What you are asked to do
Reproduce each line exactly. Skip none.

── Data for the task

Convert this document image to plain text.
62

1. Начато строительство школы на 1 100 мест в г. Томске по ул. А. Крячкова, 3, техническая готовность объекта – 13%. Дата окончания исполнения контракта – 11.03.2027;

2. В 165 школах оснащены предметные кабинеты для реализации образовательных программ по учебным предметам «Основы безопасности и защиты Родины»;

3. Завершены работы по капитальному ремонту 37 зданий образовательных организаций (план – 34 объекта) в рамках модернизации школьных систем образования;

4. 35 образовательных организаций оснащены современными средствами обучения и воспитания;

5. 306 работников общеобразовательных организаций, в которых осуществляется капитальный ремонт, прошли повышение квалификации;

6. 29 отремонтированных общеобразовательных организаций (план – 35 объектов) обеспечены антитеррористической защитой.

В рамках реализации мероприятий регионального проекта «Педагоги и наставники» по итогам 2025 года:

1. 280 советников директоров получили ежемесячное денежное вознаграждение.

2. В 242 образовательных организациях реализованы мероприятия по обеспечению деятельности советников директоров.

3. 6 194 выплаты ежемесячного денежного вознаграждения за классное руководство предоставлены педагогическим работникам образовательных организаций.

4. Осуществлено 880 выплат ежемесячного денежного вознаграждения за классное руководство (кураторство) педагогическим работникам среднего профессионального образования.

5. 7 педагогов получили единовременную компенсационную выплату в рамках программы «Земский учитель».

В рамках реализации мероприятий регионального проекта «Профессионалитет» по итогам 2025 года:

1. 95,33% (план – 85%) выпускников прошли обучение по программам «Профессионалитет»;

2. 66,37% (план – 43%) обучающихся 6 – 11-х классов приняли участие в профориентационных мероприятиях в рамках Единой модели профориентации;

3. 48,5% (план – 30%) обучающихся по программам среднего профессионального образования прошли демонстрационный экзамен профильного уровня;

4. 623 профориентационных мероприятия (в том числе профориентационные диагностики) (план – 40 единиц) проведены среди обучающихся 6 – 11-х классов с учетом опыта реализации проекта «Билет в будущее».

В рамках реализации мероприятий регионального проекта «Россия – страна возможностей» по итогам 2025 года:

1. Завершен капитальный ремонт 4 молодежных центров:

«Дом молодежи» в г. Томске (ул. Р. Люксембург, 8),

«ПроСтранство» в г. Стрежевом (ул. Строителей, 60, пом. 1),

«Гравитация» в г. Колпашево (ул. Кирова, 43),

────

The answer
Convert this document image to plain text.
62

1. Начато строительство школы на 1 100 мест в г. Томске по ул. А. Крячкова, 3, техническая готовность объекта – 13%. Дата окончания исполнения контракта – 11.03.2027;

2. В 165 школах оснащены предметные кабинеты для реализации образовательных программ по учебным предметам «Основы безопасности и защиты Родины»;

3. Завершены работы по капитальному ремонту 37 зданий образовательных организаций (план – 34 объекта) в рамках модернизации школьных систем образования;

4. 35 образовательных организаций оснащены современными средствами обучения и воспитания;

5. 306 работников общеобразовательных организаций, в которых осуществляется капитальный ремонт, прошли повышение квалификации;

6. 29 отремонтированных общеобразовательных организаций (план – 35 объектов) обеспечены антитеррористической защитой.

В рамках реализации мероприятий регионального проекта «Педагоги и наставники» по итогам 2025 года:

1. 280 советников директоров получили ежемесячное денежное вознаграждение.

2. В 242 образовательных организациях реализованы мероприятия по обеспечению деятельности советников директоров.

3. 6 194 выплаты ежемесячного денежного вознаграждения за классное руководство предоставлены педагогическим работникам образовательных организаций.

4. Осуществлено 880 выплат ежемесячного денежного вознаграждения за классное руководство (кураторство) педагогическим работникам среднего профессионального образования.

5. 7 педагогов получили единовременную компенсационную выплату в рамках программы «Земский учитель».

В рамках реализации мероприятий регионального проекта «Профессионалитет» по итогам 2025 года:

1. 95,33% (план – 85%) выпускников прошли обучение по программам «Профессионалитет»;

2. 66,37% (план – 43%) обучающихся 6 – 11-х классов приняли участие в профориентационных мероприятиях в рамках Единой модели профориентации;

3. 48,5% (план – 30%) обучающихся по программам среднего профессионального образования прошли демонстрационный экзамен профильного уровня;

4. 623 профориентационных мероприятия (в том числе профориентационные диагностики) (план – 40 единиц) проведены среди обучающихся 6 – 11-х классов с учетом опыта реализации проекта «Билет в будущее».

В рамках реализации мероприятий регионального проекта «Россия – страна возможностей» по итогам 2025 года:

1. Завершен капитальный ремонт 4 молодежных центров:

«Дом молодежи» в г. Томске (ул. Р. Люксембург, 8),

«ПроСтранство» в г. Стрежевом (ул. Строителей, 60, пом. 1),

«Гравитация» в г. Колпашево (ул. Кирова, 43),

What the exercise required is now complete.